▸ **Problem details**: State how many lines in the records hold the word "given", giving the number and no other text.

▸ **Rows**:
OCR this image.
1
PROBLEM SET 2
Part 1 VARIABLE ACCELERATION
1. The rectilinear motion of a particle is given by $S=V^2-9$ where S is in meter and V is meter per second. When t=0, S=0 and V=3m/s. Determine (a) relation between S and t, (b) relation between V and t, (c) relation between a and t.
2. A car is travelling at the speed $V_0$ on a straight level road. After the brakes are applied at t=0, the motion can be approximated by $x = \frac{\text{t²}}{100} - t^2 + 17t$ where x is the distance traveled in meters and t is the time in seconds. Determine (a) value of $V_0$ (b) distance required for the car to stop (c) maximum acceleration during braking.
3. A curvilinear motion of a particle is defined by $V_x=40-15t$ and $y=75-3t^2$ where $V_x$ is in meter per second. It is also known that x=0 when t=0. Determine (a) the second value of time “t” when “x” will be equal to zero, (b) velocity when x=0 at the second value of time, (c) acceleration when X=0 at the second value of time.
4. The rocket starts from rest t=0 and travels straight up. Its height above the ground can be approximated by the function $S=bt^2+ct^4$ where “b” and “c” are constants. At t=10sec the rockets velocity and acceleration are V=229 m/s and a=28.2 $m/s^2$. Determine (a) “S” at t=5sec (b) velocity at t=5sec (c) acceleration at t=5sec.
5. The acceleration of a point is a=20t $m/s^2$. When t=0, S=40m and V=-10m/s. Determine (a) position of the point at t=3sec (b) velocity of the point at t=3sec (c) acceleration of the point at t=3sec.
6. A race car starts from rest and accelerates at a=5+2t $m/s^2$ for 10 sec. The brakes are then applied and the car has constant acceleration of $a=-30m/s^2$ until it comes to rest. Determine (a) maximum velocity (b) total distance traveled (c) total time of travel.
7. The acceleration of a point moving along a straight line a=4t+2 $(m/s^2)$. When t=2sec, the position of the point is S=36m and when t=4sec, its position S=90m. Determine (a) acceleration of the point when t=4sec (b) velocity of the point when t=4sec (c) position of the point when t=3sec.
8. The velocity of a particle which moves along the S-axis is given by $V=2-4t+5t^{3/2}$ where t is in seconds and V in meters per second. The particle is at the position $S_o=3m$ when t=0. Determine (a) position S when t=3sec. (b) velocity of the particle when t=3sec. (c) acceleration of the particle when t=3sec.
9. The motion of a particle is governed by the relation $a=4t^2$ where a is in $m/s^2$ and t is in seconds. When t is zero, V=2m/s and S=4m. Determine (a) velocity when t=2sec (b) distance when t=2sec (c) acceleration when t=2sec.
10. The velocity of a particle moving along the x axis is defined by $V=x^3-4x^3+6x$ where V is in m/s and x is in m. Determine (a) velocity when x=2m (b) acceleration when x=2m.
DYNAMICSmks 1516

▸ **Completed task**: 2